Start of Input

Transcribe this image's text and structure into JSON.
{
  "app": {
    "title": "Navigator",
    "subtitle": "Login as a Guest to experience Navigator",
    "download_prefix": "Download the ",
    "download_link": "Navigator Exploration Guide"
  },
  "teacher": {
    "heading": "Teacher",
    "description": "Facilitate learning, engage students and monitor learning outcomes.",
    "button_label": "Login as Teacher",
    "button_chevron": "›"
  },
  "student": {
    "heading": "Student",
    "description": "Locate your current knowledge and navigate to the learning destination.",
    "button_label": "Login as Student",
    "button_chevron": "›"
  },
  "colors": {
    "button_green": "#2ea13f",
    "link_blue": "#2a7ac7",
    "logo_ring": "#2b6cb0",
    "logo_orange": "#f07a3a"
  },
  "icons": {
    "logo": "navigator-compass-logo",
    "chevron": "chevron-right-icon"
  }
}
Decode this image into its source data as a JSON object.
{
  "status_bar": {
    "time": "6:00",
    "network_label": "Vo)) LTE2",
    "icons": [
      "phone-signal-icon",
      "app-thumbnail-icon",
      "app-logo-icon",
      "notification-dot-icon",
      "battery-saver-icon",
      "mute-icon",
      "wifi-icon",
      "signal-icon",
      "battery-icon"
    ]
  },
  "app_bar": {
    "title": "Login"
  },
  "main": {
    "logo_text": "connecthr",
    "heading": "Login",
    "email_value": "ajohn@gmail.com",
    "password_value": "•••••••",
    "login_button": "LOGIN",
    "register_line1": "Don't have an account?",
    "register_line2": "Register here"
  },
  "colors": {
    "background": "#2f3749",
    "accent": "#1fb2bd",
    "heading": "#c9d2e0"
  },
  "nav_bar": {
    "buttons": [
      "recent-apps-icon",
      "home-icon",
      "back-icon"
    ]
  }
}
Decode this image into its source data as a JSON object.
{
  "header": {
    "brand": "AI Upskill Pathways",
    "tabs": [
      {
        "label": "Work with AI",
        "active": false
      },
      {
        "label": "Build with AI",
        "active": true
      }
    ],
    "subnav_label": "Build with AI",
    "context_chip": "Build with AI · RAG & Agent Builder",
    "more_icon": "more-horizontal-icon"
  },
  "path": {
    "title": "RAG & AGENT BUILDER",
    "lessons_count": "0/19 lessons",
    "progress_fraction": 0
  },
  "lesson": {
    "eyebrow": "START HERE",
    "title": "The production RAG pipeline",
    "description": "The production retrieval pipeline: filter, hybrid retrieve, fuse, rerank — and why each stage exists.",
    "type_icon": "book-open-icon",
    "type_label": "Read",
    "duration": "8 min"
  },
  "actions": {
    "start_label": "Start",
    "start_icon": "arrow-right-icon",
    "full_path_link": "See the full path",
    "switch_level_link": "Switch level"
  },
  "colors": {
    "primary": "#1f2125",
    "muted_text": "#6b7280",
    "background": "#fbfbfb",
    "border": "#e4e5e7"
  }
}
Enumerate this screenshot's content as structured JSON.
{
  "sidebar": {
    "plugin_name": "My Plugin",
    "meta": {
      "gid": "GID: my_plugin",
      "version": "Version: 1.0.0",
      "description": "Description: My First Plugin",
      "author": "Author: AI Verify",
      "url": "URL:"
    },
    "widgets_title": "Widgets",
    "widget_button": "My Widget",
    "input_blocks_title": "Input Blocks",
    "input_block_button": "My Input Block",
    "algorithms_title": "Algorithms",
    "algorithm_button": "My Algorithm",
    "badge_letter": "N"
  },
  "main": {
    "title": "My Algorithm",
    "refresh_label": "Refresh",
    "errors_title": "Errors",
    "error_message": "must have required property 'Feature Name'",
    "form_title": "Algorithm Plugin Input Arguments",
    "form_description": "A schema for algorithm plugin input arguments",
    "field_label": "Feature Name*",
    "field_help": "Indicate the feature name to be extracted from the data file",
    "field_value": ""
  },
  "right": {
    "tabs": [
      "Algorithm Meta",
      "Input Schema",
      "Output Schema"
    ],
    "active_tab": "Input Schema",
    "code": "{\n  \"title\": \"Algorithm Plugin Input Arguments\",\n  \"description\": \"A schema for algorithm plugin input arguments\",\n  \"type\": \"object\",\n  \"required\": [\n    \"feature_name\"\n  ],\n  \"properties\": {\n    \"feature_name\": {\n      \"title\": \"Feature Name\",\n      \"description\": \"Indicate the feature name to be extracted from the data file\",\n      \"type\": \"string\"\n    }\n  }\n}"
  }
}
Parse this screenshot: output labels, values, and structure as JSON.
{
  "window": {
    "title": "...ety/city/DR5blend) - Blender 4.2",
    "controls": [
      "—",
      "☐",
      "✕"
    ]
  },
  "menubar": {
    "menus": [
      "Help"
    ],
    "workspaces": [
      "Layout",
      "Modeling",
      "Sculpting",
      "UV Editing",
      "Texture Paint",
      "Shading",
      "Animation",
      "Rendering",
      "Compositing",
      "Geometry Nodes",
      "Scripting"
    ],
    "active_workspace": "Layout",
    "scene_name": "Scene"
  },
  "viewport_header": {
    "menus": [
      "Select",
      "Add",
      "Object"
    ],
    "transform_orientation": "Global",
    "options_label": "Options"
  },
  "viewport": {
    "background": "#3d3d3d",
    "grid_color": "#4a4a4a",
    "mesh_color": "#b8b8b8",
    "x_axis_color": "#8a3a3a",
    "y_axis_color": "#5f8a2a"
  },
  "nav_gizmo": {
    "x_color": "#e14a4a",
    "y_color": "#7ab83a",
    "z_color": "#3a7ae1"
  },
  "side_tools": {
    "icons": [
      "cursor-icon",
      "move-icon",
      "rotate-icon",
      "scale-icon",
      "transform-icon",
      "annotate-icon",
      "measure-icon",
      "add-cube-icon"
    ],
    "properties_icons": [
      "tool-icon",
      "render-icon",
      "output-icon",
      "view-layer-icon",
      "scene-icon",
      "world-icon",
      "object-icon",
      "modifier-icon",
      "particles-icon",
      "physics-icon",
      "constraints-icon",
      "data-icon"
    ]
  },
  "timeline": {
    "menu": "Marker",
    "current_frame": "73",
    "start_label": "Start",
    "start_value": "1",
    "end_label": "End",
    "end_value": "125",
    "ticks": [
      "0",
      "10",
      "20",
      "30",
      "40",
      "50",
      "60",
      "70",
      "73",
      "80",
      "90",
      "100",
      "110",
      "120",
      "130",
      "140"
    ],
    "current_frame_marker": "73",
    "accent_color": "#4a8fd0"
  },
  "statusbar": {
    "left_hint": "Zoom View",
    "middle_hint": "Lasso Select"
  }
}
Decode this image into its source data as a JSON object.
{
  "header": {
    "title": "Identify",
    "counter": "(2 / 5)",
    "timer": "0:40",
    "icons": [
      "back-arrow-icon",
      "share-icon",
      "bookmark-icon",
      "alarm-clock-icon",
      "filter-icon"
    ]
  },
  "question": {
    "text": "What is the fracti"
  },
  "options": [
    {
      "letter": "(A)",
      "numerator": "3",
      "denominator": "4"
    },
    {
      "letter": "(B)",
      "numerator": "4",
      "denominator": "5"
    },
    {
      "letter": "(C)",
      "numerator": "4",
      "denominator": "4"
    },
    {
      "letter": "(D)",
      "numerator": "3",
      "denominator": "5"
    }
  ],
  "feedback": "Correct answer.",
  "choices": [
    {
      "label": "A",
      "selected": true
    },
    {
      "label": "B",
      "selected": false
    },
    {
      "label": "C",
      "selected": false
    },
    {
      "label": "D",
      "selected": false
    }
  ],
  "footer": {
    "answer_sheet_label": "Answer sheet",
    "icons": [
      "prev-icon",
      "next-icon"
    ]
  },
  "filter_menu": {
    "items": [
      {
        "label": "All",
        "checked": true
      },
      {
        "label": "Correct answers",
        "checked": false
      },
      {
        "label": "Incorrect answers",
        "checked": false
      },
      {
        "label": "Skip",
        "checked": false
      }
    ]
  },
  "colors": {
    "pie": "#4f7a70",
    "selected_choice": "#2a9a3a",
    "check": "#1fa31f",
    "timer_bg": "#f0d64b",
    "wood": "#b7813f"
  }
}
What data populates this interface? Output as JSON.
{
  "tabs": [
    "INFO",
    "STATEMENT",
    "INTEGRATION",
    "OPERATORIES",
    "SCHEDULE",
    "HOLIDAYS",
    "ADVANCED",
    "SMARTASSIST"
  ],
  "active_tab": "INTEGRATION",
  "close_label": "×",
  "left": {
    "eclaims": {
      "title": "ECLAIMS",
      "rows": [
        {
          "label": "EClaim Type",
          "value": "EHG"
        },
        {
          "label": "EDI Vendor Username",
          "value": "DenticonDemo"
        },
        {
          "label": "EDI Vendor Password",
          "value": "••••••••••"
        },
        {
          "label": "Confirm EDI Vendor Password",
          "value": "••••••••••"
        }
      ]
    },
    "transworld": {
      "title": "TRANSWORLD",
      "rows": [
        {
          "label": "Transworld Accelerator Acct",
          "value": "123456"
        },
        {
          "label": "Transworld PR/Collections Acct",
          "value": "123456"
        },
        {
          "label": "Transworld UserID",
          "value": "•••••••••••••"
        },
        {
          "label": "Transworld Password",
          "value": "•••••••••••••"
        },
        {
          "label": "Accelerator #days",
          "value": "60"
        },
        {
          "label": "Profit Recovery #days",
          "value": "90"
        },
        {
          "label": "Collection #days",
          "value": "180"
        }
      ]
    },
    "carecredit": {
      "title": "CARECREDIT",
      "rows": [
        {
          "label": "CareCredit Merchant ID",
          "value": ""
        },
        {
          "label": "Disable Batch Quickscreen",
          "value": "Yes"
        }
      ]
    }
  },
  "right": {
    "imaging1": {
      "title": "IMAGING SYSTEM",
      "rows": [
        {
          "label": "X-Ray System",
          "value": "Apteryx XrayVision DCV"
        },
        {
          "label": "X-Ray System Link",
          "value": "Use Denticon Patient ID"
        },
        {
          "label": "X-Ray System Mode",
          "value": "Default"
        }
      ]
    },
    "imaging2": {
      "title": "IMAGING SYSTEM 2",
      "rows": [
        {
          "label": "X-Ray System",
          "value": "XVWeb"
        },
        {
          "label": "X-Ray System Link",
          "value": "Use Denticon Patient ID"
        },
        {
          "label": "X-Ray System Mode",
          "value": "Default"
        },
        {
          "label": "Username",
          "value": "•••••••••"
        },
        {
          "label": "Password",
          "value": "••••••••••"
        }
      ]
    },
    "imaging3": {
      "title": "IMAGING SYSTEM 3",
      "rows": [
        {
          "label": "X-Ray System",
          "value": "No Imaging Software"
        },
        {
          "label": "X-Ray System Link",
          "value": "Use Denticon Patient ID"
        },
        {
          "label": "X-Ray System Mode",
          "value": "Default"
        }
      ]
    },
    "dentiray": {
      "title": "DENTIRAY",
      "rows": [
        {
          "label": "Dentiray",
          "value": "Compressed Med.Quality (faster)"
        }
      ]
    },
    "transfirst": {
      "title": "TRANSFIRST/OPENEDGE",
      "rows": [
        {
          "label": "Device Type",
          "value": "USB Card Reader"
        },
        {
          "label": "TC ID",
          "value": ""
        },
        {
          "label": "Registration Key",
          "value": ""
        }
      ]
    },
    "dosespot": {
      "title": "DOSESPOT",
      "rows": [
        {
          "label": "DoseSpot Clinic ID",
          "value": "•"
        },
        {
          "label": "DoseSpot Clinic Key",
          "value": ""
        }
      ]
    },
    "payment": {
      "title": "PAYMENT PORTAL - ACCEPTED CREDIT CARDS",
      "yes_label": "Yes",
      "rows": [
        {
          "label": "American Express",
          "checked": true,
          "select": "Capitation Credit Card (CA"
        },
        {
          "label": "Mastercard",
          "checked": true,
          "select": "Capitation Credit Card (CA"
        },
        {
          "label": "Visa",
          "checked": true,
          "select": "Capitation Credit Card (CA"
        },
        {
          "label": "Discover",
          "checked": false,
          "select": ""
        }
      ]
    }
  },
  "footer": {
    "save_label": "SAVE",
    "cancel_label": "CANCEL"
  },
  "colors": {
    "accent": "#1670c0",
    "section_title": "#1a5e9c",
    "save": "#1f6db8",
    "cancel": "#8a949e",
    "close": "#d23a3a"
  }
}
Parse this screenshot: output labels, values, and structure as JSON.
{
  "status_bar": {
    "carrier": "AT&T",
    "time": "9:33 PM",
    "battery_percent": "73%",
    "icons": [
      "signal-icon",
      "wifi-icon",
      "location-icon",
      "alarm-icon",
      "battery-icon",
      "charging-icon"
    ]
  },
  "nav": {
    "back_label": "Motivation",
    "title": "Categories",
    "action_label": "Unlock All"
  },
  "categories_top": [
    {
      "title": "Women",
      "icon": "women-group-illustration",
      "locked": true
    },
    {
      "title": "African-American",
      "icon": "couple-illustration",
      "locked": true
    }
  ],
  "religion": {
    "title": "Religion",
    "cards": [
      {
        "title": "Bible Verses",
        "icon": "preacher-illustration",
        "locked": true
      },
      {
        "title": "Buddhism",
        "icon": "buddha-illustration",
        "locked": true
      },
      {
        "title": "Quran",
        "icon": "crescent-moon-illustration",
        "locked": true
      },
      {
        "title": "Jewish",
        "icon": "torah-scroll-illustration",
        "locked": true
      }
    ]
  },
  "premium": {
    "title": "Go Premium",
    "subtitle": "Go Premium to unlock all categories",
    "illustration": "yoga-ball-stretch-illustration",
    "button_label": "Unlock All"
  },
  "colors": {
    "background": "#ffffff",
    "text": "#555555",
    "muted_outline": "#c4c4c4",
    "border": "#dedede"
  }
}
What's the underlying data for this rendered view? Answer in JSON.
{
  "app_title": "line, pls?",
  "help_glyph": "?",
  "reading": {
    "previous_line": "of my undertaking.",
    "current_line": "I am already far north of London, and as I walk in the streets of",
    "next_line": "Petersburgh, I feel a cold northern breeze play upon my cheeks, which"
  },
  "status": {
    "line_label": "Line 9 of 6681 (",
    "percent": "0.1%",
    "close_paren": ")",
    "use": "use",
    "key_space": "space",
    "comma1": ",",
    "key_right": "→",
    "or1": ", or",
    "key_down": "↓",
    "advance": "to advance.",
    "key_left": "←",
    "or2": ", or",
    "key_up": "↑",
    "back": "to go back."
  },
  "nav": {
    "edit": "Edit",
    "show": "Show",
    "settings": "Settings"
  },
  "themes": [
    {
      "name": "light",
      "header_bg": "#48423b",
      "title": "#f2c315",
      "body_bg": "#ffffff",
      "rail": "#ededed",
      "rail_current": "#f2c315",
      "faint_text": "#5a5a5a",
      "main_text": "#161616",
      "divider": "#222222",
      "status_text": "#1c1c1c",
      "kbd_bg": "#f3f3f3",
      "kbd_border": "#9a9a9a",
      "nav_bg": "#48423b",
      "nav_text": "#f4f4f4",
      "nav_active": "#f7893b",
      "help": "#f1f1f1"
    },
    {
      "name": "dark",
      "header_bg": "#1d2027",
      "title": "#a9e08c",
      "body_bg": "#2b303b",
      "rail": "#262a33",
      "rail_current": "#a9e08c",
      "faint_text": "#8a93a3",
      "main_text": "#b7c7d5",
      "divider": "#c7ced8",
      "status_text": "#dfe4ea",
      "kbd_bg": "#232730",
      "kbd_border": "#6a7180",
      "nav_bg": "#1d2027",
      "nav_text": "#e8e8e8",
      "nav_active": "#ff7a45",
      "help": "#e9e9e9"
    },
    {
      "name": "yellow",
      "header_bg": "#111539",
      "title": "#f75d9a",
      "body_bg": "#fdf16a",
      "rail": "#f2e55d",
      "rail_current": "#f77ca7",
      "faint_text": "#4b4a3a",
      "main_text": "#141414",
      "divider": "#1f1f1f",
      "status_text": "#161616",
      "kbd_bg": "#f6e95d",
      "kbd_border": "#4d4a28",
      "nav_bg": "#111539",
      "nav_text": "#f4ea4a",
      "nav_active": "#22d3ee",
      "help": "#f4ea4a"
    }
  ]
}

End of Input

Written exercise
Gather every line from the entries above where the word "required" appears, and copy them.

Solution to the problem
    "error_message": "must have required property 'Feature Name'",
    "code": "{\n  \"title\": \"Algorithm Plugin Input Arguments\",\n  \"description\": \"A schema for algorithm plugin input arguments\",\n  \"type\": \"object\",\n  \"required\": [\n    \"feature_name\"\n  ],\n  \"properties\": {\n    \"feature_name\": {\n      \"title\": \"Feature Name\",\n      \"description\": \"Indicate the feature name to be extracted from the data file\",\n      \"type\": \"string\"\n    }\n  }\n}"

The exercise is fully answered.